What is needed – In the entries below, count every line containing "screenshot". Return the number and nothing else.

Data items

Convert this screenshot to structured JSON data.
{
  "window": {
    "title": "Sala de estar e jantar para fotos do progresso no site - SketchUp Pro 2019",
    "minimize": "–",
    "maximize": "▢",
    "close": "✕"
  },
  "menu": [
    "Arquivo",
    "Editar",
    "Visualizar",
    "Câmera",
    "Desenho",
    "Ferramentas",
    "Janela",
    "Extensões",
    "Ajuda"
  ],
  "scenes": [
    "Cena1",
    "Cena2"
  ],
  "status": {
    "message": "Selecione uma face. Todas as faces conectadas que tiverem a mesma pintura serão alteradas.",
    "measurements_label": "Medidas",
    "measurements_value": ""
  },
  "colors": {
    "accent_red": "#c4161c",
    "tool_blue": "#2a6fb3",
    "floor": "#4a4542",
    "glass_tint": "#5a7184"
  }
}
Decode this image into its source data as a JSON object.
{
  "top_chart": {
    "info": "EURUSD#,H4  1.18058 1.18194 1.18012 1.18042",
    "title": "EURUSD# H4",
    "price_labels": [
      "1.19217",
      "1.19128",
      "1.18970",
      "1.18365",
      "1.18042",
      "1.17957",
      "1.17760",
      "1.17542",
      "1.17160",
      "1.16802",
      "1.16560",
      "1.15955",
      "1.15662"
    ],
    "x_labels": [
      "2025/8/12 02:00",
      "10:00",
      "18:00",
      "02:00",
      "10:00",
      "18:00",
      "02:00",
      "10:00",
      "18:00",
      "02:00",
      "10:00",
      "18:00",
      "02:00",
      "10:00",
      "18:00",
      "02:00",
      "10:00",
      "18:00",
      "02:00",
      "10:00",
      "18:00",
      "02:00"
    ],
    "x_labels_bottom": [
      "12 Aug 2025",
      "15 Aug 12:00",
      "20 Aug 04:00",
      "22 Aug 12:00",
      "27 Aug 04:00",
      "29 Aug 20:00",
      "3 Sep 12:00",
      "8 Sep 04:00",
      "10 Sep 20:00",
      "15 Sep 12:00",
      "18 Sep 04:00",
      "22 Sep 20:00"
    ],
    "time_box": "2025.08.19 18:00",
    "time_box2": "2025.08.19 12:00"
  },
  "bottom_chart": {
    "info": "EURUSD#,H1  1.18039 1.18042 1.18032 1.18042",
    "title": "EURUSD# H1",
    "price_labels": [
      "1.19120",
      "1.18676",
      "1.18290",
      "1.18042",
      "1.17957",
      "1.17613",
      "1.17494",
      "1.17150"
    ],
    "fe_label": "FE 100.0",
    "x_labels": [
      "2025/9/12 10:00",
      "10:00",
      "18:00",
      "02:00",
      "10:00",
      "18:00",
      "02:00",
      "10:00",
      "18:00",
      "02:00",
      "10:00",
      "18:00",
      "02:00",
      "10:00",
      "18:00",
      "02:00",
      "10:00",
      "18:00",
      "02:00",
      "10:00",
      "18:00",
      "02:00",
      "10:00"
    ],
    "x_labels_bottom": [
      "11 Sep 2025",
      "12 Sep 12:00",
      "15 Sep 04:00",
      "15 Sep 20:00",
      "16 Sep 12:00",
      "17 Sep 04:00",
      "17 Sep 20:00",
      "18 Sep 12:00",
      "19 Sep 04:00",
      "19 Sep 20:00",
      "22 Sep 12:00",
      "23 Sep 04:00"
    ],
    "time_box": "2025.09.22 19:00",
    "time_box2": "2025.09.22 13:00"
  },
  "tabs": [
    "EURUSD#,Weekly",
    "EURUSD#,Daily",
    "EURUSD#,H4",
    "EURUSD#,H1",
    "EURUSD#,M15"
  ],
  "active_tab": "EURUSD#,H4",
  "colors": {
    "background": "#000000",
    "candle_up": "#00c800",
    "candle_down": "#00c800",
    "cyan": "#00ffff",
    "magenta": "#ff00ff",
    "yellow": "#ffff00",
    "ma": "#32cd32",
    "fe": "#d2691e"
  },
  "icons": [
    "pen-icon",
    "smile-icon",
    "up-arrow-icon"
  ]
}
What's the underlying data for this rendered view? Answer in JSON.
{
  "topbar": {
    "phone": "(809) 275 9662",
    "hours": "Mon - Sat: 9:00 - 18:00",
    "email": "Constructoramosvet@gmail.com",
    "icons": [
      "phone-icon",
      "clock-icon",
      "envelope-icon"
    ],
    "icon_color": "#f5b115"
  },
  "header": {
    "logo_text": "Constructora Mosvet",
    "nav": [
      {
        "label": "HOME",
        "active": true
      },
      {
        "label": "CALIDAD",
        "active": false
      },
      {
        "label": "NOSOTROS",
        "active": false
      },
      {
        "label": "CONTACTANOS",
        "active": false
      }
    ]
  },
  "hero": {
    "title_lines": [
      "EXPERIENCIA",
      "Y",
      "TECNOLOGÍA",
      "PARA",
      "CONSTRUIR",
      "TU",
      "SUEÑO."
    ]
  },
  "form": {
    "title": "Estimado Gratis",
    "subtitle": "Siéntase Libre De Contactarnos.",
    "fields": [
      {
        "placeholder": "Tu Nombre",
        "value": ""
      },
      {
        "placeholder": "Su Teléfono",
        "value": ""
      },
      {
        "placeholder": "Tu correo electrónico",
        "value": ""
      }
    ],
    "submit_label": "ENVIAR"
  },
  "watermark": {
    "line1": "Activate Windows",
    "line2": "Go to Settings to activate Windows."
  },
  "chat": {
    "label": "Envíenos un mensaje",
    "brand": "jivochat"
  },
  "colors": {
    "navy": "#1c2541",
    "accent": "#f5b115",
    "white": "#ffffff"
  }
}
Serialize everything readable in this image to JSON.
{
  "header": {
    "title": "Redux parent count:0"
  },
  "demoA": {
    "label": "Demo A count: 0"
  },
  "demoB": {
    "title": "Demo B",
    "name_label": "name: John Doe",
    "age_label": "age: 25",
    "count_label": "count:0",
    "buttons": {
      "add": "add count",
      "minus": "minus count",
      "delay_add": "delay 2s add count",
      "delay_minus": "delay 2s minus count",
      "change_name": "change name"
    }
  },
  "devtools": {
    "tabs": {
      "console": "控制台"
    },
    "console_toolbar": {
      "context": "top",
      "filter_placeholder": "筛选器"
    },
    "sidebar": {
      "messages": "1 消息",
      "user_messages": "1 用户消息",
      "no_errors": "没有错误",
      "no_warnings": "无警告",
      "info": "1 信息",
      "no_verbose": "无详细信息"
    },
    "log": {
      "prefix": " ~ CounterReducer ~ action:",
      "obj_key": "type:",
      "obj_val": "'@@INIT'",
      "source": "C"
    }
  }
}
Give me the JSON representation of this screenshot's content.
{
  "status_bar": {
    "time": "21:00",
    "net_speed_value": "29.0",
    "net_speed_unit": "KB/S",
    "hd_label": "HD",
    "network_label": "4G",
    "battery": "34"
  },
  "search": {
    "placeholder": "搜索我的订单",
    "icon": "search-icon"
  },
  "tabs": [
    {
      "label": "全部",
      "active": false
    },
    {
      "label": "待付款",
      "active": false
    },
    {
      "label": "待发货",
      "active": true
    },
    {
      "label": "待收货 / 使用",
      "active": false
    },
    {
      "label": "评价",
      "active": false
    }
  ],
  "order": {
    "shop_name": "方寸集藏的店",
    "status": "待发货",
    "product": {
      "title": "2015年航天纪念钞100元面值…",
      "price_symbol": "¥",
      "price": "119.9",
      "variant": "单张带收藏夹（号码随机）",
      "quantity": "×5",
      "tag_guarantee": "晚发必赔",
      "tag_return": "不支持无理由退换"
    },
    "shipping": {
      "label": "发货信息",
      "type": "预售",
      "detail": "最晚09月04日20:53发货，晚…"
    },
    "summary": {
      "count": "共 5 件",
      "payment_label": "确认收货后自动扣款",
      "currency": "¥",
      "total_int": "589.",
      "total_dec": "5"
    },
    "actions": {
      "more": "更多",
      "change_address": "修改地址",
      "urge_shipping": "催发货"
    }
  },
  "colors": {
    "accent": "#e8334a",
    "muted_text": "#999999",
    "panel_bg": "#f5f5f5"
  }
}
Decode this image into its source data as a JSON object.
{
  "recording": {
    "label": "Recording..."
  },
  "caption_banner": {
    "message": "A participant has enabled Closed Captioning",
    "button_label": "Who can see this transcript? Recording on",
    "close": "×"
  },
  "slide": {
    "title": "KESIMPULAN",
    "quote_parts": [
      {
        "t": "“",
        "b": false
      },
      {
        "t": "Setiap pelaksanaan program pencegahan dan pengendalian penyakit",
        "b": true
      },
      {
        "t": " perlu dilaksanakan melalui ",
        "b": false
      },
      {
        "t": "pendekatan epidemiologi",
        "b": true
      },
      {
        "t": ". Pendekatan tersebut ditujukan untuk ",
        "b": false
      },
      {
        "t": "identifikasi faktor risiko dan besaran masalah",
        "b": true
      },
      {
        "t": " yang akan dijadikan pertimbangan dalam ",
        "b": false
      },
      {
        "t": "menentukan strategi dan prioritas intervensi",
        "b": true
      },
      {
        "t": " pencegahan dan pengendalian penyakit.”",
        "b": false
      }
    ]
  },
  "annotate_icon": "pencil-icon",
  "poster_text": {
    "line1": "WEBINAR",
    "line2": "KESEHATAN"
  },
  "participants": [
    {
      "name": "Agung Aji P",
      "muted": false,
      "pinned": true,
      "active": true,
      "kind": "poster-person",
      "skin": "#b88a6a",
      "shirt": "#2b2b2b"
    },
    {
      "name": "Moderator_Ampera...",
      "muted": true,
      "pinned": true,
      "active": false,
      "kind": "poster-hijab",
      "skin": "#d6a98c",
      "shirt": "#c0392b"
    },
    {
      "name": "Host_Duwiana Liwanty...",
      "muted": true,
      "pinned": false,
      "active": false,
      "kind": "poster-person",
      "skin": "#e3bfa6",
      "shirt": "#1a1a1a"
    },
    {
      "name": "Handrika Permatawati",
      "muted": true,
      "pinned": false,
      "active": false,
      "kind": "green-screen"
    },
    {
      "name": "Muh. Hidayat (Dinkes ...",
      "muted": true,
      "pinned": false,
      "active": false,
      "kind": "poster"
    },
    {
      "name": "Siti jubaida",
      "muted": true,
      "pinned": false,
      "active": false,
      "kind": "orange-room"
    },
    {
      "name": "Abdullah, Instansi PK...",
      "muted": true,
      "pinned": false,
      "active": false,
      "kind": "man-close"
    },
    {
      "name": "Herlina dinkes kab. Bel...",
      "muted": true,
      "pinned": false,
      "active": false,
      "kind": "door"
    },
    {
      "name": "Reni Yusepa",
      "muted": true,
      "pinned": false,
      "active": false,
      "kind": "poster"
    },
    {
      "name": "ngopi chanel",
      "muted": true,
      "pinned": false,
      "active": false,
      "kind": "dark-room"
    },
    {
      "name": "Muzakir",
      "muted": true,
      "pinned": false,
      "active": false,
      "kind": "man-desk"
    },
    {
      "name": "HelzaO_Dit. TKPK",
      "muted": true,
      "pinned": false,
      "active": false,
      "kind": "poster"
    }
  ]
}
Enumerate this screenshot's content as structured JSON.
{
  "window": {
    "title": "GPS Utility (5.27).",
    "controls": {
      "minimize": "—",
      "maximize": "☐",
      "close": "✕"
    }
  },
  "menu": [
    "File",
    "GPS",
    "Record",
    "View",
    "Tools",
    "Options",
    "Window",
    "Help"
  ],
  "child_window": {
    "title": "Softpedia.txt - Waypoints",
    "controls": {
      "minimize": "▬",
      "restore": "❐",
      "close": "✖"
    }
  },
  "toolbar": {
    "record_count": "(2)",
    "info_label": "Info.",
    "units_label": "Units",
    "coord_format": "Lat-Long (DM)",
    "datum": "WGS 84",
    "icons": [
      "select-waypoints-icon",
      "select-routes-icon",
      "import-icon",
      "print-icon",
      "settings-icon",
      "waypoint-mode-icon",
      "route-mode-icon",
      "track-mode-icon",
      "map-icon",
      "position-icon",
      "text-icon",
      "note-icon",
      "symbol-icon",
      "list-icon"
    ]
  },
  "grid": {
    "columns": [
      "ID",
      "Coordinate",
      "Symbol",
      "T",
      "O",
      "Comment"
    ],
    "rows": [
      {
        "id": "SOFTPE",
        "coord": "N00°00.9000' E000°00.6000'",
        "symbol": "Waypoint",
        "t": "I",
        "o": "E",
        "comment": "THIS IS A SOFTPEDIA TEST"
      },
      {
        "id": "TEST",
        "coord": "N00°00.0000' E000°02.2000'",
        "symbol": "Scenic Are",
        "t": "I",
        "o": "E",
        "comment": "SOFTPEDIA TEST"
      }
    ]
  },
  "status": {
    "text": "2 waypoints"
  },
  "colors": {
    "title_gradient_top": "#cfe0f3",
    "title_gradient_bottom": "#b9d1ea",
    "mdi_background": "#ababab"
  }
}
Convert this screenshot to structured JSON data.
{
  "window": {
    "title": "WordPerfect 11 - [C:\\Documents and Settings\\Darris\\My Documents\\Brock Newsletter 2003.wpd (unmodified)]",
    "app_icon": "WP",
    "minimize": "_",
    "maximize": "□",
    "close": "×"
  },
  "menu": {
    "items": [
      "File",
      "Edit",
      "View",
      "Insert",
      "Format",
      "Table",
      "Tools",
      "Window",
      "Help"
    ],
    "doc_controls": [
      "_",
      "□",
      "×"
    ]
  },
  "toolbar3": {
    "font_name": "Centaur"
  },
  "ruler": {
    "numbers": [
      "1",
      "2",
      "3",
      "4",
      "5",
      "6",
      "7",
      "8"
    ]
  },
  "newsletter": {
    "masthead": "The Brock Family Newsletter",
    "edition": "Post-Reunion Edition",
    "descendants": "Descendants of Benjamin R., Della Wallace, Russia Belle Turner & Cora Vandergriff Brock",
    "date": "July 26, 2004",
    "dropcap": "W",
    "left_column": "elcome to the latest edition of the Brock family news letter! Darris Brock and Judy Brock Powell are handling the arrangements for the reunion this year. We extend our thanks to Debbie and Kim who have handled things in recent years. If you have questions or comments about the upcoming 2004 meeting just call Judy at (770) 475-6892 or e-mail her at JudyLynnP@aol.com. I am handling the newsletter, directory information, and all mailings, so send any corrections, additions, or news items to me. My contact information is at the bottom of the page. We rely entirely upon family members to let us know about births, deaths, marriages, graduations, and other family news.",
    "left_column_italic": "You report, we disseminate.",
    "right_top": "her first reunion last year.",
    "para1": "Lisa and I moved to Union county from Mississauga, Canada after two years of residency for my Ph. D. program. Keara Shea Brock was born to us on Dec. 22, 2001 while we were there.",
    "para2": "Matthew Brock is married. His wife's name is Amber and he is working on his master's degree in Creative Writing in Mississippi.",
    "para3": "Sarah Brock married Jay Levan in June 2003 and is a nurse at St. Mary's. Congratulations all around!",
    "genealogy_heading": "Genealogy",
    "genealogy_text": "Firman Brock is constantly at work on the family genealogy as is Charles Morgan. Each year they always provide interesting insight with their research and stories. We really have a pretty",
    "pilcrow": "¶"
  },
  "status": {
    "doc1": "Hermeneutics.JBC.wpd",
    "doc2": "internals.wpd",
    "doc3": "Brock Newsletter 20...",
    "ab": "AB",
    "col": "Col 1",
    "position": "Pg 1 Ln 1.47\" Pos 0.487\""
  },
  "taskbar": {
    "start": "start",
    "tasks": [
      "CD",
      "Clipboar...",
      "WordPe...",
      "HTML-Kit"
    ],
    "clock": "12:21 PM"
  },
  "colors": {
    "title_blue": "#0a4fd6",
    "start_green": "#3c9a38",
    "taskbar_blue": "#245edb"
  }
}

Response below – 4